Stored items from a collection
#####

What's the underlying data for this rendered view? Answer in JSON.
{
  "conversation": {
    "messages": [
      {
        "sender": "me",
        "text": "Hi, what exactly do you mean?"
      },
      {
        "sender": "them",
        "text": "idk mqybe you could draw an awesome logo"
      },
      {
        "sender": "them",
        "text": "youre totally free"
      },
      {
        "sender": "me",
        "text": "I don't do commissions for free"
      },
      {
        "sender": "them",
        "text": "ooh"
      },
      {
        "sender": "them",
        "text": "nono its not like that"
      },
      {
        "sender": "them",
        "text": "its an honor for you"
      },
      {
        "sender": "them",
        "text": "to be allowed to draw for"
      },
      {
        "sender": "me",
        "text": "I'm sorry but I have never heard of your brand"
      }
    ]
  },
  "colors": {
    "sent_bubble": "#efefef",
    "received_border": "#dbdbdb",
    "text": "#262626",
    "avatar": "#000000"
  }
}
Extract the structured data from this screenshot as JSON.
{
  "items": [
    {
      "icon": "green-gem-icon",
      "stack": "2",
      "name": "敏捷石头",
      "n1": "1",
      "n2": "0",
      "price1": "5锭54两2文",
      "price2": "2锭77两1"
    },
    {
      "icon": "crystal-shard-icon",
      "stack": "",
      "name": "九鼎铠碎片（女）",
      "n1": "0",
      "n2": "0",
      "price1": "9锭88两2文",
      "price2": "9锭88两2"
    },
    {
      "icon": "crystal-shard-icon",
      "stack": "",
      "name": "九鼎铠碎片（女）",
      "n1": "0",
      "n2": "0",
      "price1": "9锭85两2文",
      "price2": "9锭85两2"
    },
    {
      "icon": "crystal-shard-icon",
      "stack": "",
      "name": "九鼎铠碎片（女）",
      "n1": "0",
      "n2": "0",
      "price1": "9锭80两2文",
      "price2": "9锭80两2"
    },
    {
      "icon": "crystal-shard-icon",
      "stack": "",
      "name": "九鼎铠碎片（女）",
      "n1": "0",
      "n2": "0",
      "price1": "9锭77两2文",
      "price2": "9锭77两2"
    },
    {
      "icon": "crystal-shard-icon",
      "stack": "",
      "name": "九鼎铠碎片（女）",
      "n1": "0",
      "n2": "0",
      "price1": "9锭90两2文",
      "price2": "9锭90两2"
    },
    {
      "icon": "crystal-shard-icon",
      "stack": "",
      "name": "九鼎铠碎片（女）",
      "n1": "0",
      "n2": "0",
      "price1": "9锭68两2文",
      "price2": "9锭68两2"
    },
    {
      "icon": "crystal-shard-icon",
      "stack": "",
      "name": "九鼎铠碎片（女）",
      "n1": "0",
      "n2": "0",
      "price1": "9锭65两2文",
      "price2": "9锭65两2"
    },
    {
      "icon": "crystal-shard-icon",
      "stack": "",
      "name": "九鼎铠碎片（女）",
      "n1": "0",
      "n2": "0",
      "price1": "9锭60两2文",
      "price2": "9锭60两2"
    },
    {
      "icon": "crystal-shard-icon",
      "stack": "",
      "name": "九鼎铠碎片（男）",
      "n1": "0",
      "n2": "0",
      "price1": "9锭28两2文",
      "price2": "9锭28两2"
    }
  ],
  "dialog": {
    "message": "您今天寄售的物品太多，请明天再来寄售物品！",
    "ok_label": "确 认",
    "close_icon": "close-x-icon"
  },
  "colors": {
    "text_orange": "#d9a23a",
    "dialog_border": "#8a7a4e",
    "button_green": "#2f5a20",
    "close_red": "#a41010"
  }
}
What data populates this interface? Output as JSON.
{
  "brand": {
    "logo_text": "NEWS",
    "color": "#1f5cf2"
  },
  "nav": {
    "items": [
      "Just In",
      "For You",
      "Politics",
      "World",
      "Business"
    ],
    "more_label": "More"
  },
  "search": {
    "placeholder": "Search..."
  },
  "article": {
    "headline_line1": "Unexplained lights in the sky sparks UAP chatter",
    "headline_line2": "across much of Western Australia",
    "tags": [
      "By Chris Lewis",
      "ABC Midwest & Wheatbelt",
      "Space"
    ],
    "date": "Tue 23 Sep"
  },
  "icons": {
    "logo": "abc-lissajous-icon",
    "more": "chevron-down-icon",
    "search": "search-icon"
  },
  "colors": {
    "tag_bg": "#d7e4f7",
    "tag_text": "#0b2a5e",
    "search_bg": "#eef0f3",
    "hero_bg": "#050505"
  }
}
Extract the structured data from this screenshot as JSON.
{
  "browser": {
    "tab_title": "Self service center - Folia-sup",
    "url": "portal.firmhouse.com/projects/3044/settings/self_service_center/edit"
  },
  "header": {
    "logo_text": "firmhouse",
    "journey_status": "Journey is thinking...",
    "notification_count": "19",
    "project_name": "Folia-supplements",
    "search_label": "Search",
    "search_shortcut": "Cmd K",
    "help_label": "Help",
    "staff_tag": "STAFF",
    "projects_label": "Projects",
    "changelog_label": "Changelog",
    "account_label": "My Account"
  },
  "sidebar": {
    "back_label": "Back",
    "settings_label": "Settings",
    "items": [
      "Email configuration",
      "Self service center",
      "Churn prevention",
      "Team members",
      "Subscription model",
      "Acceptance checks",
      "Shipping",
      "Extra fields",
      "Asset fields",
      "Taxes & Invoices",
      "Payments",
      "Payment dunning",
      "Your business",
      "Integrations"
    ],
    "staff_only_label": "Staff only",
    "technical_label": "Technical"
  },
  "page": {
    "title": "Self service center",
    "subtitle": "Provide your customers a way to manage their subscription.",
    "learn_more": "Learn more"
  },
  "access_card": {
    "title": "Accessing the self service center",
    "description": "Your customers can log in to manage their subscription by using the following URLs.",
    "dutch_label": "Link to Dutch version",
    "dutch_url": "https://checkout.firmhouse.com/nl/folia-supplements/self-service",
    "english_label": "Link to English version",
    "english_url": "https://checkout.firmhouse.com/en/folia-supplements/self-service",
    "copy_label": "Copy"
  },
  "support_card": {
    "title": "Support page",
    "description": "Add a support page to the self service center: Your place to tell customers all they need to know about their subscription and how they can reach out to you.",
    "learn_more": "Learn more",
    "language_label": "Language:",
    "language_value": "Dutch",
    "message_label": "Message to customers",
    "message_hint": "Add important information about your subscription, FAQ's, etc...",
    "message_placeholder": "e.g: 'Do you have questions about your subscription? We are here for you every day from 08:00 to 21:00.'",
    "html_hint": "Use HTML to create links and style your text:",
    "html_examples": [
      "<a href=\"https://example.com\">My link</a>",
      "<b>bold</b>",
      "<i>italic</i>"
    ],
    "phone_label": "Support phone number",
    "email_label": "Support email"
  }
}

#####

Challenge
Extract the full listing above without alteration.

Task result
What's the underlying data for this rendered view? Answer in JSON.
{
  "conversation": {
    "messages": [
      {
        "sender": "me",
        "text": "Hi, what exactly do you mean?"
      },
      {
        "sender": "them",
        "text": "idk mqybe you could draw an awesome logo"
      },
      {
        "sender": "them",
        "text": "youre totally free"
      },
      {
        "sender": "me",
        "text": "I don't do commissions for free"
      },
      {
        "sender": "them",
        "text": "ooh"
      },
      {
        "sender": "them",
        "text": "nono its not like that"
      },
      {
        "sender": "them",
        "text": "its an honor for you"
      },
      {
        "sender": "them",
        "text": "to be allowed to draw for"
      },
      {
        "sender": "me",
        "text": "I'm sorry but I have never heard of your brand"
      }
    ]
  },
  "colors": {
    "sent_bubble": "#efefef",
    "received_border": "#dbdbdb",
    "text": "#262626",
    "avatar": "#000000"
  }
}
Extract the structured data from this screenshot as JSON.
{
  "items": [
    {
      "icon": "green-gem-icon",
      "stack": "2",
      "name": "敏捷石头",
      "n1": "1",
      "n2": "0",
      "price1": "5锭54两2文",
      "price2": "2锭77两1"
    },
    {
      "icon": "crystal-shard-icon",
      "stack": "",
      "name": "九鼎铠碎片（女）",
      "n1": "0",
      "n2": "0",
      "price1": "9锭88两2文",
      "price2": "9锭88两2"
    },
    {
      "icon": "crystal-shard-icon",
      "stack": "",
      "name": "九鼎铠碎片（女）",
      "n1": "0",
      "n2": "0",
      "price1": "9锭85两2文",
      "price2": "9锭85两2"
    },
    {
      "icon": "crystal-shard-icon",
      "stack": "",
      "name": "九鼎铠碎片（女）",
      "n1": "0",
      "n2": "0",
      "price1": "9锭80两2文",
      "price2": "9锭80两2"
    },
    {
      "icon": "crystal-shard-icon",
      "stack": "",
      "name": "九鼎铠碎片（女）",
      "n1": "0",
      "n2": "0",
      "price1": "9锭77两2文",
      "price2": "9锭77两2"
    },
    {
      "icon": "crystal-shard-icon",
      "stack": "",
      "name": "九鼎铠碎片（女）",
      "n1": "0",
      "n2": "0",
      "price1": "9锭90两2文",
      "price2": "9锭90两2"
    },
    {
      "icon": "crystal-shard-icon",
      "stack": "",
      "name": "九鼎铠碎片（女）",
      "n1": "0",
      "n2": "0",
      "price1": "9锭68两2文",
      "price2": "9锭68两2"
    },
    {
      "icon": "crystal-shard-icon",
      "stack": "",
      "name": "九鼎铠碎片（女）",
      "n1": "0",
      "n2": "0",
      "price1": "9锭65两2文",
      "price2": "9锭65两2"
    },
    {
      "icon": "crystal-shard-icon",
      "stack": "",
      "name": "九鼎铠碎片（女）",
      "n1": "0",
      "n2": "0",
      "price1": "9锭60两2文",
      "price2": "9锭60两2"
    },
    {
      "icon": "crystal-shard-icon",
      "stack": "",
      "name": "九鼎铠碎片（男）",
      "n1": "0",
      "n2": "0",
      "price1": "9锭28两2文",
      "price2": "9锭28两2"
    }
  ],
  "dialog": {
    "message": "您今天寄售的物品太多，请明天再来寄售物品！",
    "ok_label": "确 认",
    "close_icon": "close-x-icon"
  },
  "colors": {
    "text_orange": "#d9a23a",
    "dialog_border": "#8a7a4e",
    "button_green": "#2f5a20",
    "close_red": "#a41010"
  }
}
What data populates this interface? Output as JSON.
{
  "brand": {
    "logo_text": "NEWS",
    "color": "#1f5cf2"
  },
  "nav": {
    "items": [
      "Just In",
      "For You",
      "Politics",
      "World",
      "Business"
    ],
    "more_label": "More"
  },
  "search": {
    "placeholder": "Search..."
  },
  "article": {
    "headline_line1": "Unexplained lights in the sky sparks UAP chatter",
    "headline_line2": "across much of Western Australia",
    "tags": [
      "By Chris Lewis",
      "ABC Midwest & Wheatbelt",
      "Space"
    ],
    "date": "Tue 23 Sep"
  },
  "icons": {
    "logo": "abc-lissajous-icon",
    "more": "chevron-down-icon",
    "search": "search-icon"
  },
  "colors": {
    "tag_bg": "#d7e4f7",
    "tag_text": "#0b2a5e",
    "search_bg": "#eef0f3",
    "hero_bg": "#050505"
  }
}
Extract the structured data from this screenshot as JSON.
{
  "browser": {
    "tab_title": "Self service center - Folia-sup",
    "url": "portal.firmhouse.com/projects/3044/settings/self_service_center/edit"
  },
  "header": {
    "logo_text": "firmhouse",
    "journey_status": "Journey is thinking...",
    "notification_count": "19",
    "project_name": "Folia-supplements",
    "search_label": "Search",
    "search_shortcut": "Cmd K",
    "help_label": "Help",
    "staff_tag": "STAFF",
    "projects_label": "Projects",
    "changelog_label": "Changelog",
    "account_label": "My Account"
  },
  "sidebar": {
    "back_label": "Back",
    "settings_label": "Settings",
    "items": [
      "Email configuration",
      "Self service center",
      "Churn prevention",
      "Team members",
      "Subscription model",
      "Acceptance checks",
      "Shipping",
      "Extra fields",
      "Asset fields",
      "Taxes & Invoices",
      "Payments",
      "Payment dunning",
      "Your business",
      "Integrations"
    ],
    "staff_only_label": "Staff only",
    "technical_label": "Technical"
  },
  "page": {
    "title": "Self service center",
    "subtitle": "Provide your customers a way to manage their subscription.",
    "learn_more": "Learn more"
  },
  "access_card": {
    "title": "Accessing the self service center",
    "description": "Your customers can log in to manage their subscription by using the following URLs.",
    "dutch_label": "Link to Dutch version",
    "dutch_url": "https://checkout.firmhouse.com/nl/folia-supplements/self-service",
    "english_label": "Link to English version",
    "english_url": "https://checkout.firmhouse.com/en/folia-supplements/self-service",
    "copy_label": "Copy"
  },
  "support_card": {
    "title": "Support page",
    "description": "Add a support page to the self service center: Your place to tell customers all they need to know about their subscription and how they can reach out to you.",
    "learn_more": "Learn more",
    "language_label": "Language:",
    "language_value": "Dutch",
    "message_label": "Message to customers",
    "message_hint": "Add important information about your subscription, FAQ's, etc...",
    "message_placeholder": "e.g: 'Do you have questions about your subscription? We are here for you every day from 08:00 to 21:00.'",
    "html_hint": "Use HTML to create links and style your text:",
    "html_examples": [
      "<a href=\"https://example.com\">My link</a>",
      "<b>bold</b>",
      "<i>italic</i>"
    ],
    "phone_label": "Support phone number",
    "email_label": "Support email"
  }
}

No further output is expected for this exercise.